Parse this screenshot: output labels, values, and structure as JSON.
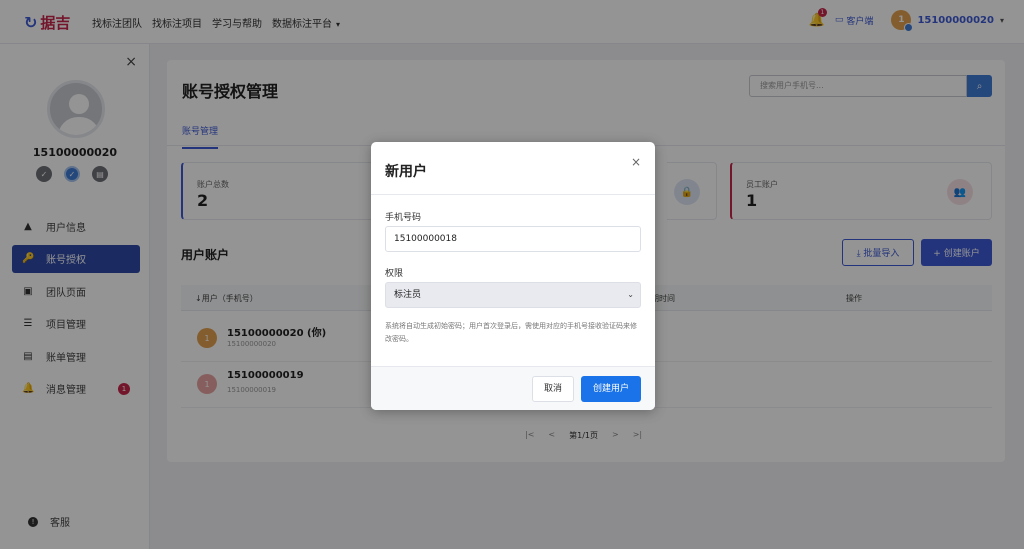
{
  "app": {
    "logo_text": "据吉",
    "logo_mark": "↻",
    "nav": [
      "找标注团队",
      "找标注项目",
      "学习与帮助",
      "数据标注平台"
    ],
    "nav_caret": "▾",
    "notification_count": "1",
    "client_label": "客户端",
    "user_avatar_text": "1",
    "user_phone": "15100000020",
    "user_caret": "▾"
  },
  "sidebar": {
    "close": "×",
    "phone": "15100000020",
    "items": [
      {
        "label": "用户信息",
        "icon": "▲"
      },
      {
        "label": "账号授权",
        "icon": "🔑"
      },
      {
        "label": "团队页面",
        "icon": "▣"
      },
      {
        "label": "项目管理",
        "icon": "☰"
      },
      {
        "label": "账单管理",
        "icon": "▤"
      },
      {
        "label": "消息管理",
        "icon": "🔔"
      }
    ],
    "message_count": "1",
    "support": "客服",
    "support_icon": "!"
  },
  "main": {
    "title": "账号授权管理",
    "search_placeholder": "搜索用户手机号...",
    "search_icon": "⌕",
    "tab": "账号管理",
    "stats": [
      {
        "label": "账户总数",
        "value": "2"
      },
      {
        "label": "员工账户",
        "value": "1"
      }
    ],
    "lock_icon": "🔒",
    "group_icon": "👥",
    "section_title": "用户账户",
    "import_button": "⤓ 批量导入",
    "create_button": "+ 创建账户",
    "columns": [
      "↓用户（手机号）",
      "期时间",
      "操作"
    ],
    "rows": [
      {
        "avatar": "1",
        "name": "15100000020 (你)",
        "sub": "15100000020",
        "color": "#e2a04e"
      },
      {
        "avatar": "1",
        "name": "15100000019",
        "sub": "15100000019",
        "color": "#e8a3a3"
      }
    ],
    "pager": [
      "|<",
      "<",
      "第1/1页",
      ">",
      ">|"
    ]
  },
  "modal": {
    "title": "新用户",
    "close": "×",
    "phone_label": "手机号码",
    "phone_value": "15100000018",
    "role_label": "权限",
    "role_value": "标注员",
    "role_arrow": "⌄",
    "hint": "系统将自动生成初始密码；用户首次登录后，需使用对应的手机号接收验证码来修改密码。",
    "cancel": "取消",
    "confirm": "创建用户"
  }
}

-------

▸ Problem to work on:
Exclude the pictures and transcribe all of the entries exactly.

▸ Solved exercise:
Parse this screenshot: output labels, values, and structure as JSON.
{
  "app": {
    "logo_text": "据吉",
    "logo_mark": "↻",
    "nav": [
      "找标注团队",
      "找标注项目",
      "学习与帮助",
      "数据标注平台"
    ],
    "nav_caret": "▾",
    "notification_count": "1",
    "client_label": "客户端",
    "user_avatar_text": "1",
    "user_phone": "15100000020",
    "user_caret": "▾"
  },
  "sidebar": {
    "close": "×",
    "phone": "15100000020",
    "items": [
      {
        "label": "用户信息",
        "icon": "▲"
      },
      {
        "label": "账号授权",
        "icon": "🔑"
      },
      {
        "label": "团队页面",
        "icon": "▣"
      },
      {
        "label": "项目管理",
        "icon": "☰"
      },
      {
        "label": "账单管理",
        "icon": "▤"
      },
      {
        "label": "消息管理",
        "icon": "🔔"
      }
    ],
    "message_count": "1",
    "support": "客服",
    "support_icon": "!"
  },
  "main": {
    "title": "账号授权管理",
    "search_placeholder": "搜索用户手机号...",
    "search_icon": "⌕",
    "tab": "账号管理",
    "stats": [
      {
        "label": "账户总数",
        "value": "2"
      },
      {
        "label": "员工账户",
        "value": "1"
      }
    ],
    "lock_icon": "🔒",
    "group_icon": "👥",
    "section_title": "用户账户",
    "import_button": "⤓ 批量导入",
    "create_button": "+ 创建账户",
    "columns": [
      "↓用户（手机号）",
      "期时间",
      "操作"
    ],
    "rows": [
      {
        "avatar": "1",
        "name": "15100000020 (你)",
        "sub": "15100000020",
        "color": "#e2a04e"
      },
      {
        "avatar": "1",
        "name": "15100000019",
        "sub": "15100000019",
        "color": "#e8a3a3"
      }
    ],
    "pager": [
      "|<",
      "<",
      "第1/1页",
      ">",
      ">|"
    ]
  },
  "modal": {
    "title": "新用户",
    "close": "×",
    "phone_label": "手机号码",
    "phone_value": "15100000018",
    "role_label": "权限",
    "role_value": "标注员",
    "role_arrow": "⌄",
    "hint": "系统将自动生成初始密码；用户首次登录后，需使用对应的手机号接收验证码来修改密码。",
    "cancel": "取消",
    "confirm": "创建用户"
  }
}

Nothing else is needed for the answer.